• _Required work_
Quote the records that follow in full, leaving the pictures out.

• _Records for the exercise_
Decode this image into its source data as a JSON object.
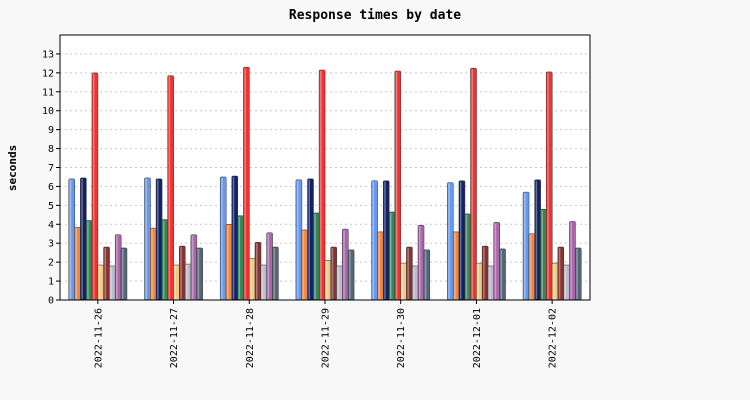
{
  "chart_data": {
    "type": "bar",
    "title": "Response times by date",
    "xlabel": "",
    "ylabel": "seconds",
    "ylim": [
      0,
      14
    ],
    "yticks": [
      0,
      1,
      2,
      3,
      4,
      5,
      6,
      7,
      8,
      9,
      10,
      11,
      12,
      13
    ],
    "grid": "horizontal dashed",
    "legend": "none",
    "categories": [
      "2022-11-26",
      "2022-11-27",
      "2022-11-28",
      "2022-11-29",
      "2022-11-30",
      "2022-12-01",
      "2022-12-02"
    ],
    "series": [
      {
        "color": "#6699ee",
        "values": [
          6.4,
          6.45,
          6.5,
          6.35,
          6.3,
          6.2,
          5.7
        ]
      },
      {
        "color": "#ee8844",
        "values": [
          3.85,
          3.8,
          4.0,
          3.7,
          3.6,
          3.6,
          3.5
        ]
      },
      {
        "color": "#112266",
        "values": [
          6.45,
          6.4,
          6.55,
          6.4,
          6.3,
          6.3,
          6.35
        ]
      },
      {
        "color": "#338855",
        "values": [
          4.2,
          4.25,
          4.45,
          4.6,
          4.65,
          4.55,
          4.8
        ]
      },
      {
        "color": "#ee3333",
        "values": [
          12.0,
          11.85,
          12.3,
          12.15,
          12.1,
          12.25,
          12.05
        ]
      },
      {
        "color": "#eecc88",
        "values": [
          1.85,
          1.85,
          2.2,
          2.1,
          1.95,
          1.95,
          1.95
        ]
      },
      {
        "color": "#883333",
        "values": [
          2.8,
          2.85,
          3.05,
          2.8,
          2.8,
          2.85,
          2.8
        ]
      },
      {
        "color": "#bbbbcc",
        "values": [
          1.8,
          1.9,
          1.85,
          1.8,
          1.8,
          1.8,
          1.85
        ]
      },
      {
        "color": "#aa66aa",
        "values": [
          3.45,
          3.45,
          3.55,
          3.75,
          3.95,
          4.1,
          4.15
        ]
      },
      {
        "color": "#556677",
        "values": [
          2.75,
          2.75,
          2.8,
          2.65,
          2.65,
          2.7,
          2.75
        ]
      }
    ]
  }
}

• _Final result_
Decode this image into its source data as a JSON object.
{
  "chart_data": {
    "type": "bar",
    "title": "Response times by date",
    "xlabel": "",
    "ylabel": "seconds",
    "ylim": [
      0,
      14
    ],
    "yticks": [
      0,
      1,
      2,
      3,
      4,
      5,
      6,
      7,
      8,
      9,
      10,
      11,
      12,
      13
    ],
    "grid": "horizontal dashed",
    "legend": "none",
    "categories": [
      "2022-11-26",
      "2022-11-27",
      "2022-11-28",
      "2022-11-29",
      "2022-11-30",
      "2022-12-01",
      "2022-12-02"
    ],
    "series": [
      {
        "color": "#6699ee",
        "values": [
          6.4,
          6.45,
          6.5,
          6.35,
          6.3,
          6.2,
          5.7
        ]
      },
      {
        "color": "#ee8844",
        "values": [
          3.85,
          3.8,
          4.0,
          3.7,
          3.6,
          3.6,
          3.5
        ]
      },
      {
        "color": "#112266",
        "values": [
          6.45,
          6.4,
          6.55,
          6.4,
          6.3,
          6.3,
          6.35
        ]
      },
      {
        "color": "#338855",
        "values": [
          4.2,
          4.25,
          4.45,
          4.6,
          4.65,
          4.55,
          4.8
        ]
      },
      {
        "color": "#ee3333",
        "values": [
          12.0,
          11.85,
          12.3,
          12.15,
          12.1,
          12.25,
          12.05
        ]
      },
      {
        "color": "#eecc88",
        "values": [
          1.85,
          1.85,
          2.2,
          2.1,
          1.95,
          1.95,
          1.95
        ]
      },
      {
        "color": "#883333",
        "values": [
          2.8,
          2.85,
          3.05,
          2.8,
          2.8,
          2.85,
          2.8
        ]
      },
      {
        "color": "#bbbbcc",
        "values": [
          1.8,
          1.9,
          1.85,
          1.8,
          1.8,
          1.8,
          1.85
        ]
      },
      {
        "color": "#aa66aa",
        "values": [
          3.45,
          3.45,
          3.55,
          3.75,
          3.95,
          4.1,
          4.15
        ]
      },
      {
        "color": "#556677",
        "values": [
          2.75,
          2.75,
          2.8,
          2.65,
          2.65,
          2.7,
          2.75
        ]
      }
    ]
  }
}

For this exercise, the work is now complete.